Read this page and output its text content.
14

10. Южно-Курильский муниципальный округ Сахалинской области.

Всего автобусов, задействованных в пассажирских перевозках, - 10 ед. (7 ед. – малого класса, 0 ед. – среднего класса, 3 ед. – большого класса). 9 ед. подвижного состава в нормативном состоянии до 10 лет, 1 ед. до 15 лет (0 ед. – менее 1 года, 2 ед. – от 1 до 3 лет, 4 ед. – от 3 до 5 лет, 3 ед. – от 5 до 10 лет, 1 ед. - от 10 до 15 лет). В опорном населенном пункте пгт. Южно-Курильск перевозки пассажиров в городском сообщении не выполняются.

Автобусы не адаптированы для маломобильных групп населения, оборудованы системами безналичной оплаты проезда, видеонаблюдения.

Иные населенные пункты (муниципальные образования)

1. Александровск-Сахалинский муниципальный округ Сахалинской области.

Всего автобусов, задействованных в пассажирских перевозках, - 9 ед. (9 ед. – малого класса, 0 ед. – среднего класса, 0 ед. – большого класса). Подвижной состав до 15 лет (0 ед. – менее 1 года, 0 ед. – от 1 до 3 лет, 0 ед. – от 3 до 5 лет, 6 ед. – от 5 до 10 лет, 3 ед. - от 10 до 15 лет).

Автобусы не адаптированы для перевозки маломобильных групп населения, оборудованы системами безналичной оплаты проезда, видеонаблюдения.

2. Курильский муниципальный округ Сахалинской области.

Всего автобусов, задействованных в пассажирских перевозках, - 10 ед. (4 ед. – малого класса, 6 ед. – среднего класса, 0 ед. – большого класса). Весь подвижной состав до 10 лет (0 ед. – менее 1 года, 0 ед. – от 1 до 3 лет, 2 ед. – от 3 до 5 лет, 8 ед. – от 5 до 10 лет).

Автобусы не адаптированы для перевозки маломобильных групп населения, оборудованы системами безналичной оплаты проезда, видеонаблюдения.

###

● EXERCISE DIRECTIONS: All of the lines above must be returned exactly.

● RESPONSE TO THIS EXERCISE:
Read this page and output its text content.
14

10. Южно-Курильский муниципальный округ Сахалинской области.

Всего автобусов, задействованных в пассажирских перевозках, - 10 ед. (7 ед. – малого класса, 0 ед. – среднего класса, 3 ед. – большого класса). 9 ед. подвижного состава в нормативном состоянии до 10 лет, 1 ед. до 15 лет (0 ед. – менее 1 года, 2 ед. – от 1 до 3 лет, 4 ед. – от 3 до 5 лет, 3 ед. – от 5 до 10 лет, 1 ед. - от 10 до 15 лет). В опорном населенном пункте пгт. Южно-Курильск перевозки пассажиров в городском сообщении не выполняются.

Автобусы не адаптированы для маломобильных групп населения, оборудованы системами безналичной оплаты проезда, видеонаблюдения.

Иные населенные пункты (муниципальные образования)

1. Александровск-Сахалинский муниципальный округ Сахалинской области.

Всего автобусов, задействованных в пассажирских перевозках, - 9 ед. (9 ед. – малого класса, 0 ед. – среднего класса, 0 ед. – большого класса). Подвижной состав до 15 лет (0 ед. – менее 1 года, 0 ед. – от 1 до 3 лет, 0 ед. – от 3 до 5 лет, 6 ед. – от 5 до 10 лет, 3 ед. - от 10 до 15 лет).

Автобусы не адаптированы для перевозки маломобильных групп населения, оборудованы системами безналичной оплаты проезда, видеонаблюдения.

2. Курильский муниципальный округ Сахалинской области.

Всего автобусов, задействованных в пассажирских перевозках, - 10 ед. (4 ед. – малого класса, 6 ед. – среднего класса, 0 ед. – большого класса). Весь подвижной состав до 10 лет (0 ед. – менее 1 года, 0 ед. – от 1 до 3 лет, 2 ед. – от 3 до 5 лет, 8 ед. – от 5 до 10 лет).

Автобусы не адаптированы для перевозки маломобильных групп населения, оборудованы системами безналичной оплаты проезда, видеонаблюдения.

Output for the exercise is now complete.